***** Source records

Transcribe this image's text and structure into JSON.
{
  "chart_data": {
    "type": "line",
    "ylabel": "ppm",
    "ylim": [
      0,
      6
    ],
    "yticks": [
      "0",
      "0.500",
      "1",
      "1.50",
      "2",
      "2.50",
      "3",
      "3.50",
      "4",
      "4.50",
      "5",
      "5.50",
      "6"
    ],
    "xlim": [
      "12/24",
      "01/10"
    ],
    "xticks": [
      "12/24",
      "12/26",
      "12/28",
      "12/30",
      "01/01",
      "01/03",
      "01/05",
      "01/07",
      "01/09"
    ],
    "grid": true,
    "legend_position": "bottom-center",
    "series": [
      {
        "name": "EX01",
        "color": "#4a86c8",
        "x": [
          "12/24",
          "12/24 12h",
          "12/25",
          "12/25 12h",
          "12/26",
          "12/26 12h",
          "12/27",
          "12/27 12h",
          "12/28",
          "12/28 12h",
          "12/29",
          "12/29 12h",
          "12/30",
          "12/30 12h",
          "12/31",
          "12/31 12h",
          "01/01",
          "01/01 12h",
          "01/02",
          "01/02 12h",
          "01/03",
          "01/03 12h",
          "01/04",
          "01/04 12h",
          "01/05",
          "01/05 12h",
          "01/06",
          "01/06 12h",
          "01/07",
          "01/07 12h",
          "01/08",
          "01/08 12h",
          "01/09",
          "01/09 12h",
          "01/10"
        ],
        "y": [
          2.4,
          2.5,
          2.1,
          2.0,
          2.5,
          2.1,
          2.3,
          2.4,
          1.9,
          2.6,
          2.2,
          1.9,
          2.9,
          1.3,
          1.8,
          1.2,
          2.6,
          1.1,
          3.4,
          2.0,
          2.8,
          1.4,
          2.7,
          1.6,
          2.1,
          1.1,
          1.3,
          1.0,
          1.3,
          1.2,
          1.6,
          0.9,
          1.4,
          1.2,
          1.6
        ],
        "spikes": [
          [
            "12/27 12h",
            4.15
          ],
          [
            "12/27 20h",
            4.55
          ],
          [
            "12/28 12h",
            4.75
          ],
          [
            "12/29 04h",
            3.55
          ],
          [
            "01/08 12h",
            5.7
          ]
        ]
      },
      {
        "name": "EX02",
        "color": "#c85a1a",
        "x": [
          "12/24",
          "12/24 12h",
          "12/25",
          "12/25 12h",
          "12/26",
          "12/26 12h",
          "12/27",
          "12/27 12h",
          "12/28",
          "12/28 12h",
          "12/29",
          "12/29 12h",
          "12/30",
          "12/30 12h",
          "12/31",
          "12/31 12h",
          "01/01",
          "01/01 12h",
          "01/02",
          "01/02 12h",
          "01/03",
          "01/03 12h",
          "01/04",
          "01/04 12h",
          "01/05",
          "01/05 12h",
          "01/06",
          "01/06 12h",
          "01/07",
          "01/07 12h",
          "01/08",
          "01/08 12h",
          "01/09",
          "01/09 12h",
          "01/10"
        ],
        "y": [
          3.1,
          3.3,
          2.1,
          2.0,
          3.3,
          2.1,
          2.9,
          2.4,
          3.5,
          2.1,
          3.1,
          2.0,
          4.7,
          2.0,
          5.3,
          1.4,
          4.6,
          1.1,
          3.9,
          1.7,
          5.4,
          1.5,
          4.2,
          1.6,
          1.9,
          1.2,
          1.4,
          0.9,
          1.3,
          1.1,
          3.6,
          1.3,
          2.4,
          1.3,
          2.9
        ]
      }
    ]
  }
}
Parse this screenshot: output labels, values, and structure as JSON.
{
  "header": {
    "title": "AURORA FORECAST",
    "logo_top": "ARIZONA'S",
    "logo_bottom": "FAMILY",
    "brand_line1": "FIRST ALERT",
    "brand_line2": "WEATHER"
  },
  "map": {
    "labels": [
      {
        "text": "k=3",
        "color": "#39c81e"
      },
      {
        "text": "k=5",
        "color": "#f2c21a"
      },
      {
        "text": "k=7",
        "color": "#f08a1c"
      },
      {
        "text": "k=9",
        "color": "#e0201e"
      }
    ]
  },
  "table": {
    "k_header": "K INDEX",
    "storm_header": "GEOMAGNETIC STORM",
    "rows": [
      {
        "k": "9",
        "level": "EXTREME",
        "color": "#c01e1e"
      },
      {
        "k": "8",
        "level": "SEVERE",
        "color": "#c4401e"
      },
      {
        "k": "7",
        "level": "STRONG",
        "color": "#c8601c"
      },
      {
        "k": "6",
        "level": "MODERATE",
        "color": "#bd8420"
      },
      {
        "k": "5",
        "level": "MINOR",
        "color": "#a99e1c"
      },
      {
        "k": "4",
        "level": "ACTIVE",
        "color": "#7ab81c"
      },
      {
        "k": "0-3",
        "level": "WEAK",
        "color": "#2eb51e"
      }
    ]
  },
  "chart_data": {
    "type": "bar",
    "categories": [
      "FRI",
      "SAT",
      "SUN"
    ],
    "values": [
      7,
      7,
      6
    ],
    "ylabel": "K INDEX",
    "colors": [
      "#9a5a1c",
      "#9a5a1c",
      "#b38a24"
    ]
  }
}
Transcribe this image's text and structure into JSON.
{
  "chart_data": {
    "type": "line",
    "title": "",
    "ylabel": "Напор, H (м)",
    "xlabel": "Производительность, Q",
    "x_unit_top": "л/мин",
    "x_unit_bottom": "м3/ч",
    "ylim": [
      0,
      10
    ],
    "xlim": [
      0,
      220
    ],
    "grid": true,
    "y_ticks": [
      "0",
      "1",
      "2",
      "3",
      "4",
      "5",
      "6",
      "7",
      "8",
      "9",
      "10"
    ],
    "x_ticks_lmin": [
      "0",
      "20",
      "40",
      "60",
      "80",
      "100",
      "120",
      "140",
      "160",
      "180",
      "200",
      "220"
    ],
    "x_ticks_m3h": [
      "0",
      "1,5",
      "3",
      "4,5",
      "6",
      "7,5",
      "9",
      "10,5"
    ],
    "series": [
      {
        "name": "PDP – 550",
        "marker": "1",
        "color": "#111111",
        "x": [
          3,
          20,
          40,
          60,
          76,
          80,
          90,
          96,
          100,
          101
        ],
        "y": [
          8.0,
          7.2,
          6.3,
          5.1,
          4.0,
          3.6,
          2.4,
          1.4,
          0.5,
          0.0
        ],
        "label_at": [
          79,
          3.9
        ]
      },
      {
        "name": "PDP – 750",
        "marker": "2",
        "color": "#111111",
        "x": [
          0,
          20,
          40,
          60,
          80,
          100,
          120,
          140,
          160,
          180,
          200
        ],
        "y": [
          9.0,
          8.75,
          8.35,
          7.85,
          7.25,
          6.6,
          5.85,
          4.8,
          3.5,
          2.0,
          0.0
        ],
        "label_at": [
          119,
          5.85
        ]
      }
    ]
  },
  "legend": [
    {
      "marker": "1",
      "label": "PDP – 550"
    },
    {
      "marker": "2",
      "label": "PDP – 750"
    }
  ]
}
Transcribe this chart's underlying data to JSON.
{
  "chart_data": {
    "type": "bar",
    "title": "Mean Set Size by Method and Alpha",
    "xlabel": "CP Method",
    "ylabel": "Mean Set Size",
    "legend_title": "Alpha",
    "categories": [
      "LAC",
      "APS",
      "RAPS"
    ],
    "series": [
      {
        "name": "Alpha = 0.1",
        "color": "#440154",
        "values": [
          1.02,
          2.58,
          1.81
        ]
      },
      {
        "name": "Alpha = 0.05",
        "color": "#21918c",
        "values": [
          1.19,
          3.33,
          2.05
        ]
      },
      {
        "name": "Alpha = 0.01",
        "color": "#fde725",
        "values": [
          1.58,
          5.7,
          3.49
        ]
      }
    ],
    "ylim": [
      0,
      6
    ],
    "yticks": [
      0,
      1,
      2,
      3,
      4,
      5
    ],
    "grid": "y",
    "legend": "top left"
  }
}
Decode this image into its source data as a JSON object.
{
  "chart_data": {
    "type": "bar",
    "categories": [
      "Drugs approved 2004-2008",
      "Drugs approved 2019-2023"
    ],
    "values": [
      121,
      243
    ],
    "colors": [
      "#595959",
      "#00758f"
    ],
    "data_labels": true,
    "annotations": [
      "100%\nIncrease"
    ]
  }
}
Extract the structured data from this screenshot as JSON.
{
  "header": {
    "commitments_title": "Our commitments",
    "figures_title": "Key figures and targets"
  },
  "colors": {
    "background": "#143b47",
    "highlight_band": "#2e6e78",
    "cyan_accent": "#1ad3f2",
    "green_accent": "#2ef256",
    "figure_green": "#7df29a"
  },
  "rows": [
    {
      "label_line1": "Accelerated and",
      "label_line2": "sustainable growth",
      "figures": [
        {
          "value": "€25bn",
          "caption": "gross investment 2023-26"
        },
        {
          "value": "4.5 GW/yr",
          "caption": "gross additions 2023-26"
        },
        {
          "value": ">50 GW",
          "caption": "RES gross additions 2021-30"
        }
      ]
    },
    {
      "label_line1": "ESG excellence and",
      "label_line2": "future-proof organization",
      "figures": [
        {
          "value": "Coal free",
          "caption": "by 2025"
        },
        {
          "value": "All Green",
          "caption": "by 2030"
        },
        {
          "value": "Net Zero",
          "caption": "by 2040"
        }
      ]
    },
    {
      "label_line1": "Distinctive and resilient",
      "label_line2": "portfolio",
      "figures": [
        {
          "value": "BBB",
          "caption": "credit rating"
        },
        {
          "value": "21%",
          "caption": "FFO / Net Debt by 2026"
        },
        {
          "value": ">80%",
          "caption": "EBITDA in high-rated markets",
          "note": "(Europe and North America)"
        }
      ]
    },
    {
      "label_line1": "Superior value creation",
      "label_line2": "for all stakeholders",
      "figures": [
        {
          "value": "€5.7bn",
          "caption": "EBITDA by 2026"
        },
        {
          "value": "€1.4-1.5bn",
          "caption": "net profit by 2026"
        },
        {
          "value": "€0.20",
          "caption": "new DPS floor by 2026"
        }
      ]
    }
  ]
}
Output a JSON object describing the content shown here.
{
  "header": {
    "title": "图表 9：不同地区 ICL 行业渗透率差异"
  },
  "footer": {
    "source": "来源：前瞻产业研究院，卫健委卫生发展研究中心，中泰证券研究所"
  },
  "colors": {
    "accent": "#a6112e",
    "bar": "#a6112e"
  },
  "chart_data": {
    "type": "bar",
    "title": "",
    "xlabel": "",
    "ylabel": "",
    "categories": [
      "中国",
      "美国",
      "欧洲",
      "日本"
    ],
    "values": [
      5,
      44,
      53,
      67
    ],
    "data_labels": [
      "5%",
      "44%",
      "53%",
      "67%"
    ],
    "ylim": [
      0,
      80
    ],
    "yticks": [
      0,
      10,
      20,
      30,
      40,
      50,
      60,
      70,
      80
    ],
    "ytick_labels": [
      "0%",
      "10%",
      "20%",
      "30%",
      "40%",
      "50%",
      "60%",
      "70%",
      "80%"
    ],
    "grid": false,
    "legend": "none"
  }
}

**********

Lines holding the word "additions" in the entries above are the ones to pull out. Copy them all.

Exercise result
          "caption": "gross additions 2023-26"
          "caption": "RES gross additions 2021-30"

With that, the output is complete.